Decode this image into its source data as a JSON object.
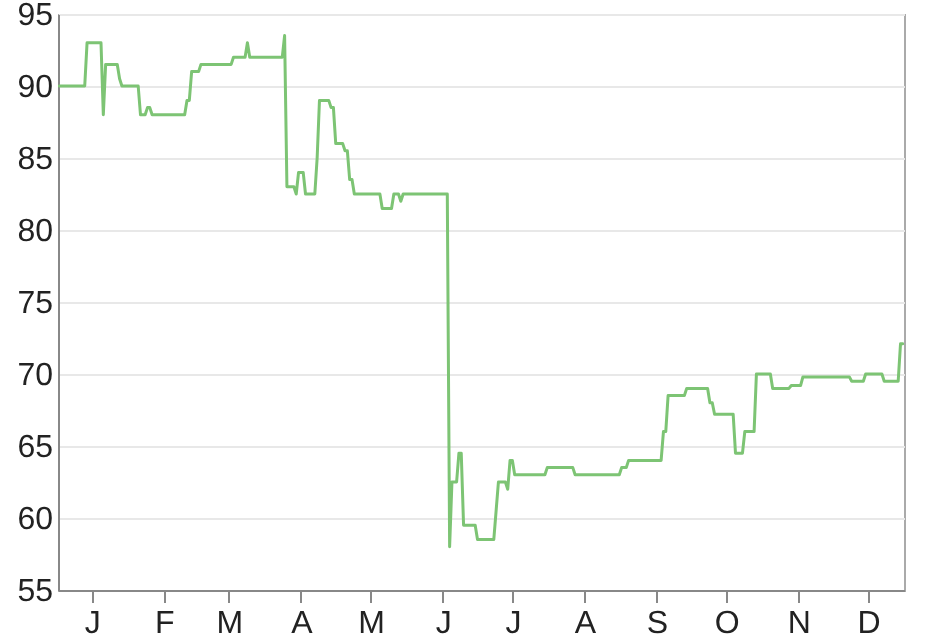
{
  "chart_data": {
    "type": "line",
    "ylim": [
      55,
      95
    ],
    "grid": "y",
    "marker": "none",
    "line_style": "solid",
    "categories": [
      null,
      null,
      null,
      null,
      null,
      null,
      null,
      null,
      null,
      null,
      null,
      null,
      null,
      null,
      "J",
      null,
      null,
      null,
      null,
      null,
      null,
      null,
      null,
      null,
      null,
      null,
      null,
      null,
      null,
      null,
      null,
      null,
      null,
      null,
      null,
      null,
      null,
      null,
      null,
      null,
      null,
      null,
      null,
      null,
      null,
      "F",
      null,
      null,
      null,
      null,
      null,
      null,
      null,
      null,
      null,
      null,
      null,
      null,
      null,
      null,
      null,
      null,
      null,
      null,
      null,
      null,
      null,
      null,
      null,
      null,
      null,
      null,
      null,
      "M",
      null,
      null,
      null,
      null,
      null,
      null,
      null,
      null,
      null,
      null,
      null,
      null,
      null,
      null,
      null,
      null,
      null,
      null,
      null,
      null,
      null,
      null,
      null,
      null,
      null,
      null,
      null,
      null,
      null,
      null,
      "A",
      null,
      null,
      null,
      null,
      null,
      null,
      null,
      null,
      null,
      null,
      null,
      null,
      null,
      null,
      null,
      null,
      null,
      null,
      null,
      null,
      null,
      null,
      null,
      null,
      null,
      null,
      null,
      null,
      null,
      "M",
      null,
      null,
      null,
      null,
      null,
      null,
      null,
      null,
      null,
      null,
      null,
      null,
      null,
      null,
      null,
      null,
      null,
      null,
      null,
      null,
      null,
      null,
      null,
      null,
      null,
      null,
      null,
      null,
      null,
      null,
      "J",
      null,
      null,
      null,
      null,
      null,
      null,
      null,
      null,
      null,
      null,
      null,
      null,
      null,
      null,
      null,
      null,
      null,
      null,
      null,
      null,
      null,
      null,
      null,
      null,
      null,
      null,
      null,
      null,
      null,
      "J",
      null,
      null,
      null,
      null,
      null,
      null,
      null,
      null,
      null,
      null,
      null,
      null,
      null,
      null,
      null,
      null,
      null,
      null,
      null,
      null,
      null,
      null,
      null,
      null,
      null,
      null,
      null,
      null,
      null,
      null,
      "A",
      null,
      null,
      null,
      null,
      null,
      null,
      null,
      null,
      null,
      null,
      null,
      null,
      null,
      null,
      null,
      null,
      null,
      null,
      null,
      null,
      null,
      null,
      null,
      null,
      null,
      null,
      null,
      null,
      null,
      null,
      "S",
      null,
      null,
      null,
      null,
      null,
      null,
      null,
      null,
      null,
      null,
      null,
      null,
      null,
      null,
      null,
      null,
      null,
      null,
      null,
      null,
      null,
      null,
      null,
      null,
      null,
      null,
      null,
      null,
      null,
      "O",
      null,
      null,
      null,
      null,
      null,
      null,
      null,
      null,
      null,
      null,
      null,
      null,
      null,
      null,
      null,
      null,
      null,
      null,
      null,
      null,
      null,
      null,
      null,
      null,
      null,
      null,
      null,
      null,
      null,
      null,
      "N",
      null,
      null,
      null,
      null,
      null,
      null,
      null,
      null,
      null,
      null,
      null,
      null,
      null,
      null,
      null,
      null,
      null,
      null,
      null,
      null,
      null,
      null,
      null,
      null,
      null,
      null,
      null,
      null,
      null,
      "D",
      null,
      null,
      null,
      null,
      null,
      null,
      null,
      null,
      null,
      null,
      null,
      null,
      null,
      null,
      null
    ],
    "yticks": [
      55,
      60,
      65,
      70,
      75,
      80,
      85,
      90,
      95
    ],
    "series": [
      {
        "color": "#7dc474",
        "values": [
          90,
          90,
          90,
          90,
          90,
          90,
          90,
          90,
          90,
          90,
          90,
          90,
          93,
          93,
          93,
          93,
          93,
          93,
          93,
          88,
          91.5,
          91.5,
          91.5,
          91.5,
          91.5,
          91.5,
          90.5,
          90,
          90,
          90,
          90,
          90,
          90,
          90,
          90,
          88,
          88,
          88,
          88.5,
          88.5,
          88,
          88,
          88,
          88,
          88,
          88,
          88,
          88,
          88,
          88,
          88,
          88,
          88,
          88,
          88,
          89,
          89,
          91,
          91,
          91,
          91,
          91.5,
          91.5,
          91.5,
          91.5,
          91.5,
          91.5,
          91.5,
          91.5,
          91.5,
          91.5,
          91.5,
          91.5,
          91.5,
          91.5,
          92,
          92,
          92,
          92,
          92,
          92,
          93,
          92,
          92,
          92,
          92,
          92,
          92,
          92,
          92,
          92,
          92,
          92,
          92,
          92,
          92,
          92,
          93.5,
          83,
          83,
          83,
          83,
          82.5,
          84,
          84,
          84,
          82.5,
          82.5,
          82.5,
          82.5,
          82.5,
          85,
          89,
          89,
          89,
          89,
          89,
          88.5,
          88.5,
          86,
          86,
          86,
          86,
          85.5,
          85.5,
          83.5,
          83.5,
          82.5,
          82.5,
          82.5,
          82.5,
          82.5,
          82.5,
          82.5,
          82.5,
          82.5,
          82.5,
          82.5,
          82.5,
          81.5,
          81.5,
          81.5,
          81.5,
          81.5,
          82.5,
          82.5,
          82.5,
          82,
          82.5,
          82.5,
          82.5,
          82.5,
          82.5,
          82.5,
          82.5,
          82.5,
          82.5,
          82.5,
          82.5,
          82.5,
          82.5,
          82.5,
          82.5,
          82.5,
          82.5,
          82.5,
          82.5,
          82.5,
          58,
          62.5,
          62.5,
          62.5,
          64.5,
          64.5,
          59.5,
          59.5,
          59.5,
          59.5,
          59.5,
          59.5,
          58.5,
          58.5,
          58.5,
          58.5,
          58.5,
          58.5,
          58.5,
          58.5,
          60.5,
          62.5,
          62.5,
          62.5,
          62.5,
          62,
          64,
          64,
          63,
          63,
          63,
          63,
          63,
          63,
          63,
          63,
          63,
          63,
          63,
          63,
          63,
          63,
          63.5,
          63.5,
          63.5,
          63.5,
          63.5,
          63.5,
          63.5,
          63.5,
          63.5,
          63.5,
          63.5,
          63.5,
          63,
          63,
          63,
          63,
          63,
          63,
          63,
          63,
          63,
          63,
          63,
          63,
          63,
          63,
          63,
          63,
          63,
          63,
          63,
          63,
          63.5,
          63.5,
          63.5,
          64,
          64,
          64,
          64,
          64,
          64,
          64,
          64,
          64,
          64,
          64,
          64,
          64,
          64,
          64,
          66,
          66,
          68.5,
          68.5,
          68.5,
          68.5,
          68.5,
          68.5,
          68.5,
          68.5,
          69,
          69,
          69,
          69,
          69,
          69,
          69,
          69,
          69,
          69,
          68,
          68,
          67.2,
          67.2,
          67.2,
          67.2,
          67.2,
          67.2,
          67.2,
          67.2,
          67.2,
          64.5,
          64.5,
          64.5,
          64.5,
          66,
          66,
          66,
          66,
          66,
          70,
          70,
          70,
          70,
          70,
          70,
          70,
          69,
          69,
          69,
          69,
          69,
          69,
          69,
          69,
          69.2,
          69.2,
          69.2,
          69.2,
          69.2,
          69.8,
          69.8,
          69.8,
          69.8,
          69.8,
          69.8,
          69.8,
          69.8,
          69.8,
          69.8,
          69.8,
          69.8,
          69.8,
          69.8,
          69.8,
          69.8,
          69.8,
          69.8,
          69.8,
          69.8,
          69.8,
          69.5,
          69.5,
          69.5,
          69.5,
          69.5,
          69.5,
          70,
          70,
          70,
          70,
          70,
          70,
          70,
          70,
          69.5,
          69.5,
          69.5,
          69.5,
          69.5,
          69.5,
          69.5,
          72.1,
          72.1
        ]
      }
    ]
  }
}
* * * * * * * * *
What the exercise asks | Except for the pictures, reproduce every line exactly.

Full response |
Decode this image into its source data as a JSON object.
{
  "chart_data": {
    "type": "line",
    "ylim": [
      55,
      95
    ],
    "grid": "y",
    "marker": "none",
    "line_style": "solid",
    "categories": [
      null,
      null,
      null,
      null,
      null,
      null,
      null,
      null,
      null,
      null,
      null,
      null,
      null,
      null,
      "J",
      null,
      null,
      null,
      null,
      null,
      null,
      null,
      null,
      null,
      null,
      null,
      null,
      null,
      null,
      null,
      null,
      null,
      null,
      null,
      null,
      null,
      null,
      null,
      null,
      null,
      null,
      null,
      null,
      null,
      null,
      "F",
      null,
      null,
      null,
      null,
      null,
      null,
      null,
      null,
      null,
      null,
      null,
      null,
      null,
      null,
      null,
      null,
      null,
      null,
      null,
      null,
      null,
      null,
      null,
      null,
      null,
      null,
      null,
      "M",
      null,
      null,
      null,
      null,
      null,
      null,
      null,
      null,
      null,
      null,
      null,
      null,
      null,
      null,
      null,
      null,
      null,
      null,
      null,
      null,
      null,
      null,
      null,
      null,
      null,
      null,
      null,
      null,
      null,
      null,
      "A",
      null,
      null,
      null,
      null,
      null,
      null,
      null,
      null,
      null,
      null,
      null,
      null,
      null,
      null,
      null,
      null,
      null,
      null,
      null,
      null,
      null,
      null,
      null,
      null,
      null,
      null,
      null,
      null,
      null,
      "M",
      null,
      null,
      null,
      null,
      null,
      null,
      null,
      null,
      null,
      null,
      null,
      null,
      null,
      null,
      null,
      null,
      null,
      null,
      null,
      null,
      null,
      null,
      null,
      null,
      null,
      null,
      null,
      null,
      null,
      null,
      "J",
      null,
      null,
      null,
      null,
      null,
      null,
      null,
      null,
      null,
      null,
      null,
      null,
      null,
      null,
      null,
      null,
      null,
      null,
      null,
      null,
      null,
      null,
      null,
      null,
      null,
      null,
      null,
      null,
      null,
      "J",
      null,
      null,
      null,
      null,
      null,
      null,
      null,
      null,
      null,
      null,
      null,
      null,
      null,
      null,
      null,
      null,
      null,
      null,
      null,
      null,
      null,
      null,
      null,
      null,
      null,
      null,
      null,
      null,
      null,
      null,
      "A",
      null,
      null,
      null,
      null,
      null,
      null,
      null,
      null,
      null,
      null,
      null,
      null,
      null,
      null,
      null,
      null,
      null,
      null,
      null,
      null,
      null,
      null,
      null,
      null,
      null,
      null,
      null,
      null,
      null,
      null,
      "S",
      null,
      null,
      null,
      null,
      null,
      null,
      null,
      null,
      null,
      null,
      null,
      null,
      null,
      null,
      null,
      null,
      null,
      null,
      null,
      null,
      null,
      null,
      null,
      null,
      null,
      null,
      null,
      null,
      null,
      "O",
      null,
      null,
      null,
      null,
      null,
      null,
      null,
      null,
      null,
      null,
      null,
      null,
      null,
      null,
      null,
      null,
      null,
      null,
      null,
      null,
      null,
      null,
      null,
      null,
      null,
      null,
      null,
      null,
      null,
      null,
      "N",
      null,
      null,
      null,
      null,
      null,
      null,
      null,
      null,
      null,
      null,
      null,
      null,
      null,
      null,
      null,
      null,
      null,
      null,
      null,
      null,
      null,
      null,
      null,
      null,
      null,
      null,
      null,
      null,
      null,
      "D",
      null,
      null,
      null,
      null,
      null,
      null,
      null,
      null,
      null,
      null,
      null,
      null,
      null,
      null,
      null
    ],
    "yticks": [
      55,
      60,
      65,
      70,
      75,
      80,
      85,
      90,
      95
    ],
    "series": [
      {
        "color": "#7dc474",
        "values": [
          90,
          90,
          90,
          90,
          90,
          90,
          90,
          90,
          90,
          90,
          90,
          90,
          93,
          93,
          93,
          93,
          93,
          93,
          93,
          88,
          91.5,
          91.5,
          91.5,
          91.5,
          91.5,
          91.5,
          90.5,
          90,
          90,
          90,
          90,
          90,
          90,
          90,
          90,
          88,
          88,
          88,
          88.5,
          88.5,
          88,
          88,
          88,
          88,
          88,
          88,
          88,
          88,
          88,
          88,
          88,
          88,
          88,
          88,
          88,
          89,
          89,
          91,
          91,
          91,
          91,
          91.5,
          91.5,
          91.5,
          91.5,
          91.5,
          91.5,
          91.5,
          91.5,
          91.5,
          91.5,
          91.5,
          91.5,
          91.5,
          91.5,
          92,
          92,
          92,
          92,
          92,
          92,
          93,
          92,
          92,
          92,
          92,
          92,
          92,
          92,
          92,
          92,
          92,
          92,
          92,
          92,
          92,
          92,
          93.5,
          83,
          83,
          83,
          83,
          82.5,
          84,
          84,
          84,
          82.5,
          82.5,
          82.5,
          82.5,
          82.5,
          85,
          89,
          89,
          89,
          89,
          89,
          88.5,
          88.5,
          86,
          86,
          86,
          86,
          85.5,
          85.5,
          83.5,
          83.5,
          82.5,
          82.5,
          82.5,
          82.5,
          82.5,
          82.5,
          82.5,
          82.5,
          82.5,
          82.5,
          82.5,
          82.5,
          81.5,
          81.5,
          81.5,
          81.5,
          81.5,
          82.5,
          82.5,
          82.5,
          82,
          82.5,
          82.5,
          82.5,
          82.5,
          82.5,
          82.5,
          82.5,
          82.5,
          82.5,
          82.5,
          82.5,
          82.5,
          82.5,
          82.5,
          82.5,
          82.5,
          82.5,
          82.5,
          82.5,
          82.5,
          58,
          62.5,
          62.5,
          62.5,
          64.5,
          64.5,
          59.5,
          59.5,
          59.5,
          59.5,
          59.5,
          59.5,
          58.5,
          58.5,
          58.5,
          58.5,
          58.5,
          58.5,
          58.5,
          58.5,
          60.5,
          62.5,
          62.5,
          62.5,
          62.5,
          62,
          64,
          64,
          63,
          63,
          63,
          63,
          63,
          63,
          63,
          63,
          63,
          63,
          63,
          63,
          63,
          63,
          63.5,
          63.5,
          63.5,
          63.5,
          63.5,
          63.5,
          63.5,
          63.5,
          63.5,
          63.5,
          63.5,
          63.5,
          63,
          63,
          63,
          63,
          63,
          63,
          63,
          63,
          63,
          63,
          63,
          63,
          63,
          63,
          63,
          63,
          63,
          63,
          63,
          63,
          63.5,
          63.5,
          63.5,
          64,
          64,
          64,
          64,
          64,
          64,
          64,
          64,
          64,
          64,
          64,
          64,
          64,
          64,
          64,
          66,
          66,
          68.5,
          68.5,
          68.5,
          68.5,
          68.5,
          68.5,
          68.5,
          68.5,
          69,
          69,
          69,
          69,
          69,
          69,
          69,
          69,
          69,
          69,
          68,
          68,
          67.2,
          67.2,
          67.2,
          67.2,
          67.2,
          67.2,
          67.2,
          67.2,
          67.2,
          64.5,
          64.5,
          64.5,
          64.5,
          66,
          66,
          66,
          66,
          66,
          70,
          70,
          70,
          70,
          70,
          70,
          70,
          69,
          69,
          69,
          69,
          69,
          69,
          69,
          69,
          69.2,
          69.2,
          69.2,
          69.2,
          69.2,
          69.8,
          69.8,
          69.8,
          69.8,
          69.8,
          69.8,
          69.8,
          69.8,
          69.8,
          69.8,
          69.8,
          69.8,
          69.8,
          69.8,
          69.8,
          69.8,
          69.8,
          69.8,
          69.8,
          69.8,
          69.8,
          69.5,
          69.5,
          69.5,
          69.5,
          69.5,
          69.5,
          70,
          70,
          70,
          70,
          70,
          70,
          70,
          70,
          69.5,
          69.5,
          69.5,
          69.5,
          69.5,
          69.5,
          69.5,
          72.1,
          72.1
        ]
      }
    ]
  }
}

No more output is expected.